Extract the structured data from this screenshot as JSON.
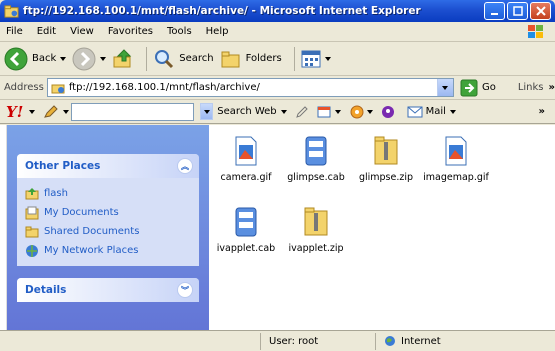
{
  "window": {
    "title": "ftp://192.168.100.1/mnt/flash/archive/ - Microsoft Internet Explorer"
  },
  "menu": {
    "items": [
      "File",
      "Edit",
      "View",
      "Favorites",
      "Tools",
      "Help"
    ]
  },
  "toolbar": {
    "back_label": "Back",
    "search_label": "Search",
    "folders_label": "Folders"
  },
  "address": {
    "label": "Address",
    "value": "ftp://192.168.100.1/mnt/flash/archive/",
    "go_label": "Go",
    "links_label": "Links"
  },
  "yahoo": {
    "logo": "Y!",
    "search_input": "",
    "search_web_label": "Search Web",
    "mail_label": "Mail"
  },
  "taskpane": {
    "other_places": {
      "title": "Other Places",
      "items": [
        {
          "label": "flash",
          "icon": "folder-up-icon"
        },
        {
          "label": "My Documents",
          "icon": "my-documents-icon"
        },
        {
          "label": "Shared Documents",
          "icon": "folder-icon"
        },
        {
          "label": "My Network Places",
          "icon": "network-places-icon"
        }
      ]
    },
    "details": {
      "title": "Details"
    }
  },
  "files": [
    {
      "name": "camera.gif",
      "icon": "gif-file-icon"
    },
    {
      "name": "glimpse.cab",
      "icon": "cab-file-icon"
    },
    {
      "name": "glimpse.zip",
      "icon": "zip-file-icon"
    },
    {
      "name": "imagemap.gif",
      "icon": "gif-file-icon"
    },
    {
      "name": "ivapplet.cab",
      "icon": "cab-file-icon"
    },
    {
      "name": "ivapplet.zip",
      "icon": "zip-file-icon"
    }
  ],
  "status": {
    "user": "User: root",
    "zone": "Internet"
  },
  "colors": {
    "title_bar": "#1C4FD0",
    "taskpane": "#6F8BDD",
    "link_blue": "#215DC6"
  }
}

------------------------------------------------

Work required: Reproduce the entries exactly. Do not carry over any picture.

Response to this exercise:
Extract the structured data from this screenshot as JSON.
{
  "window": {
    "title": "ftp://192.168.100.1/mnt/flash/archive/ - Microsoft Internet Explorer"
  },
  "menu": {
    "items": [
      "File",
      "Edit",
      "View",
      "Favorites",
      "Tools",
      "Help"
    ]
  },
  "toolbar": {
    "back_label": "Back",
    "search_label": "Search",
    "folders_label": "Folders"
  },
  "address": {
    "label": "Address",
    "value": "ftp://192.168.100.1/mnt/flash/archive/",
    "go_label": "Go",
    "links_label": "Links"
  },
  "yahoo": {
    "logo": "Y!",
    "search_input": "",
    "search_web_label": "Search Web",
    "mail_label": "Mail"
  },
  "taskpane": {
    "other_places": {
      "title": "Other Places",
      "items": [
        {
          "label": "flash",
          "icon": "folder-up-icon"
        },
        {
          "label": "My Documents",
          "icon": "my-documents-icon"
        },
        {
          "label": "Shared Documents",
          "icon": "folder-icon"
        },
        {
          "label": "My Network Places",
          "icon": "network-places-icon"
        }
      ]
    },
    "details": {
      "title": "Details"
    }
  },
  "files": [
    {
      "name": "camera.gif",
      "icon": "gif-file-icon"
    },
    {
      "name": "glimpse.cab",
      "icon": "cab-file-icon"
    },
    {
      "name": "glimpse.zip",
      "icon": "zip-file-icon"
    },
    {
      "name": "imagemap.gif",
      "icon": "gif-file-icon"
    },
    {
      "name": "ivapplet.cab",
      "icon": "cab-file-icon"
    },
    {
      "name": "ivapplet.zip",
      "icon": "zip-file-icon"
    }
  ],
  "status": {
    "user": "User: root",
    "zone": "Internet"
  },
  "colors": {
    "title_bar": "#1C4FD0",
    "taskpane": "#6F8BDD",
    "link_blue": "#215DC6"
  }
}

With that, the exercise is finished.